## Stated problem
Return every one of the entries below verbatim, reproducing each line in its original order without alteration.

%%

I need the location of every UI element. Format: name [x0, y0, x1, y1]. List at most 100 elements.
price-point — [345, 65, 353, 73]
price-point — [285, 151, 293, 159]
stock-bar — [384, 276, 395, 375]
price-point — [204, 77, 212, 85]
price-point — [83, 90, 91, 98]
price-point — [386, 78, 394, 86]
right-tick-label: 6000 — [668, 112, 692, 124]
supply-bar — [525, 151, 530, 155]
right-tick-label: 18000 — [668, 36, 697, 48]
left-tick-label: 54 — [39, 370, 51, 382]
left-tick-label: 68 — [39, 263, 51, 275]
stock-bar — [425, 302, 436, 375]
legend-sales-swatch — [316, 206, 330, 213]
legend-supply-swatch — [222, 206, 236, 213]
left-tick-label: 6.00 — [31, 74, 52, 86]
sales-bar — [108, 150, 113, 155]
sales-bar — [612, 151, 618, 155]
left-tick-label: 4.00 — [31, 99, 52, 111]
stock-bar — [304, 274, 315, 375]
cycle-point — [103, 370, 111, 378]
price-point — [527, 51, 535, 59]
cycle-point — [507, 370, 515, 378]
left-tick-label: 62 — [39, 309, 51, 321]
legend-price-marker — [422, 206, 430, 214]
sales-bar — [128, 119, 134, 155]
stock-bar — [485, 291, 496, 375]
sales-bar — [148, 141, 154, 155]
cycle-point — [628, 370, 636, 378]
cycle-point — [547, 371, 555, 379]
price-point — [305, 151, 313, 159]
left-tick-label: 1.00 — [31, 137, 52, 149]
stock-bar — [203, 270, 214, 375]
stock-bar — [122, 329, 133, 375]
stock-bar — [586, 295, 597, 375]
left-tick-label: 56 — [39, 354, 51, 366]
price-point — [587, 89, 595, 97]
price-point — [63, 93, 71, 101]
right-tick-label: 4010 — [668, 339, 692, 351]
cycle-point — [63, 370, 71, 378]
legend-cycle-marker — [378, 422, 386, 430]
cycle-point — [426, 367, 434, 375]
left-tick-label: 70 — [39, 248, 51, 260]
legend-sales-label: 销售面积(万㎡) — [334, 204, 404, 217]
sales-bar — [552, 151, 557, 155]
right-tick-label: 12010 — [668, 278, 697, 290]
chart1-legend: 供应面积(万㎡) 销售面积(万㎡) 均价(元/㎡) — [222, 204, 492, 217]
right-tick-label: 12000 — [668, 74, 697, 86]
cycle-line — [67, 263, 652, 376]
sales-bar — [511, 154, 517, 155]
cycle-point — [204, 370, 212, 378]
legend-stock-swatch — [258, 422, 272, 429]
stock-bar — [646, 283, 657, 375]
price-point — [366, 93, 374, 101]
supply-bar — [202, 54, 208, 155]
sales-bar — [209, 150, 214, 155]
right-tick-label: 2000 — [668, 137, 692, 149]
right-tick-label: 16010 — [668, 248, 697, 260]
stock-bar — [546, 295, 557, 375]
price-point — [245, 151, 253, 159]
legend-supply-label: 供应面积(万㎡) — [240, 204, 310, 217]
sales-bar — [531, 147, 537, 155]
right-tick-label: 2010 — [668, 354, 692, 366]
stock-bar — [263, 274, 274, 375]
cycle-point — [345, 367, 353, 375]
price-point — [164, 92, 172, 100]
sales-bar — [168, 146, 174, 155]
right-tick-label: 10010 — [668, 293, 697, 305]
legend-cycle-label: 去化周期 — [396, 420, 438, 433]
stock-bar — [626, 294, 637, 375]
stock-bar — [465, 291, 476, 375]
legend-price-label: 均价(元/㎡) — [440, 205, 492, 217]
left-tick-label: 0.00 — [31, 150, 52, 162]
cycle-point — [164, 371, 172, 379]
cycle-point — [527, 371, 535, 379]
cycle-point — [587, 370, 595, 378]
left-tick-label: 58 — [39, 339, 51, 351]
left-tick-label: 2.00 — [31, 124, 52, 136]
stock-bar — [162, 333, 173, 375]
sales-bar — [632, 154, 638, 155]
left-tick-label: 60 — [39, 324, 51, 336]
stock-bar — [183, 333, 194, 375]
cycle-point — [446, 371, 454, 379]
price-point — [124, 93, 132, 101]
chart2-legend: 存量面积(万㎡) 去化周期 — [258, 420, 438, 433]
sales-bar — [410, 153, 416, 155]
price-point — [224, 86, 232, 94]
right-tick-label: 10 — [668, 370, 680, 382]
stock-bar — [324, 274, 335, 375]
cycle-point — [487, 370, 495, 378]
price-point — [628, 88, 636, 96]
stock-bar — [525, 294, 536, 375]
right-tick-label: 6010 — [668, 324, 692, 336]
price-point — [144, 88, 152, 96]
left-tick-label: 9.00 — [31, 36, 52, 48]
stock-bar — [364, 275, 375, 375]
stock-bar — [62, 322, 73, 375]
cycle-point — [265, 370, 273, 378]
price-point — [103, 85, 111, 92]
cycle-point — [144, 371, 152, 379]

%%

## Answer to this problem
I need the location of every UI element. Format: name [x0, y0, x1, y1]. List at most 100 elements.
price-point — [345, 65, 353, 73]
price-point — [285, 151, 293, 159]
stock-bar — [384, 276, 395, 375]
price-point — [204, 77, 212, 85]
price-point — [83, 90, 91, 98]
price-point — [386, 78, 394, 86]
right-tick-label: 6000 — [668, 112, 692, 124]
supply-bar — [525, 151, 530, 155]
right-tick-label: 18000 — [668, 36, 697, 48]
left-tick-label: 54 — [39, 370, 51, 382]
left-tick-label: 68 — [39, 263, 51, 275]
stock-bar — [425, 302, 436, 375]
legend-sales-swatch — [316, 206, 330, 213]
legend-supply-swatch — [222, 206, 236, 213]
left-tick-label: 6.00 — [31, 74, 52, 86]
sales-bar — [108, 150, 113, 155]
sales-bar — [612, 151, 618, 155]
left-tick-label: 4.00 — [31, 99, 52, 111]
stock-bar — [304, 274, 315, 375]
cycle-point — [103, 370, 111, 378]
price-point — [527, 51, 535, 59]
cycle-point — [507, 370, 515, 378]
left-tick-label: 62 — [39, 309, 51, 321]
legend-price-marker — [422, 206, 430, 214]
sales-bar — [128, 119, 134, 155]
stock-bar — [485, 291, 496, 375]
sales-bar — [148, 141, 154, 155]
cycle-point — [628, 370, 636, 378]
cycle-point — [547, 371, 555, 379]
price-point — [305, 151, 313, 159]
left-tick-label: 1.00 — [31, 137, 52, 149]
stock-bar — [203, 270, 214, 375]
stock-bar — [122, 329, 133, 375]
stock-bar — [586, 295, 597, 375]
left-tick-label: 56 — [39, 354, 51, 366]
price-point — [587, 89, 595, 97]
price-point — [63, 93, 71, 101]
right-tick-label: 4010 — [668, 339, 692, 351]
cycle-point — [63, 370, 71, 378]
legend-cycle-marker — [378, 422, 386, 430]
cycle-point — [426, 367, 434, 375]
left-tick-label: 70 — [39, 248, 51, 260]
legend-sales-label: 销售面积(万㎡) — [334, 204, 404, 217]
sales-bar — [552, 151, 557, 155]
right-tick-label: 12010 — [668, 278, 697, 290]
chart1-legend: 供应面积(万㎡) 销售面积(万㎡) 均价(元/㎡) — [222, 204, 492, 217]
right-tick-label: 12000 — [668, 74, 697, 86]
cycle-line — [67, 263, 652, 376]
sales-bar — [511, 154, 517, 155]
cycle-point — [204, 370, 212, 378]
legend-stock-swatch — [258, 422, 272, 429]
stock-bar — [646, 283, 657, 375]
price-point — [366, 93, 374, 101]
supply-bar — [202, 54, 208, 155]
sales-bar — [209, 150, 214, 155]
right-tick-label: 2000 — [668, 137, 692, 149]
right-tick-label: 16010 — [668, 248, 697, 260]
stock-bar — [546, 295, 557, 375]
price-point — [245, 151, 253, 159]
legend-supply-label: 供应面积(万㎡) — [240, 204, 310, 217]
sales-bar — [531, 147, 537, 155]
right-tick-label: 2010 — [668, 354, 692, 366]
stock-bar — [263, 274, 274, 375]
cycle-point — [345, 367, 353, 375]
price-point — [164, 92, 172, 100]
sales-bar — [168, 146, 174, 155]
right-tick-label: 10010 — [668, 293, 697, 305]
legend-cycle-label: 去化周期 — [396, 420, 438, 433]
stock-bar — [626, 294, 637, 375]
stock-bar — [465, 291, 476, 375]
legend-price-label: 均价(元/㎡) — [440, 205, 492, 217]
left-tick-label: 0.00 — [31, 150, 52, 162]
cycle-point — [164, 371, 172, 379]
cycle-point — [527, 371, 535, 379]
cycle-point — [587, 370, 595, 378]
left-tick-label: 58 — [39, 339, 51, 351]
left-tick-label: 2.00 — [31, 124, 52, 136]
stock-bar — [162, 333, 173, 375]
sales-bar — [632, 154, 638, 155]
left-tick-label: 60 — [39, 324, 51, 336]
stock-bar — [183, 333, 194, 375]
cycle-point — [446, 371, 454, 379]
price-point — [124, 93, 132, 101]
chart2-legend: 存量面积(万㎡) 去化周期 — [258, 420, 438, 433]
sales-bar — [410, 153, 416, 155]
price-point — [224, 86, 232, 94]
right-tick-label: 10 — [668, 370, 680, 382]
stock-bar — [324, 274, 335, 375]
cycle-point — [487, 370, 495, 378]
price-point — [628, 88, 636, 96]
stock-bar — [525, 294, 536, 375]
right-tick-label: 6010 — [668, 324, 692, 336]
price-point — [144, 88, 152, 96]
left-tick-label: 9.00 — [31, 36, 52, 48]
stock-bar — [364, 275, 375, 375]
stock-bar — [62, 322, 73, 375]
cycle-point — [265, 370, 273, 378]
price-point — [103, 85, 111, 92]
cycle-point — [144, 371, 152, 379]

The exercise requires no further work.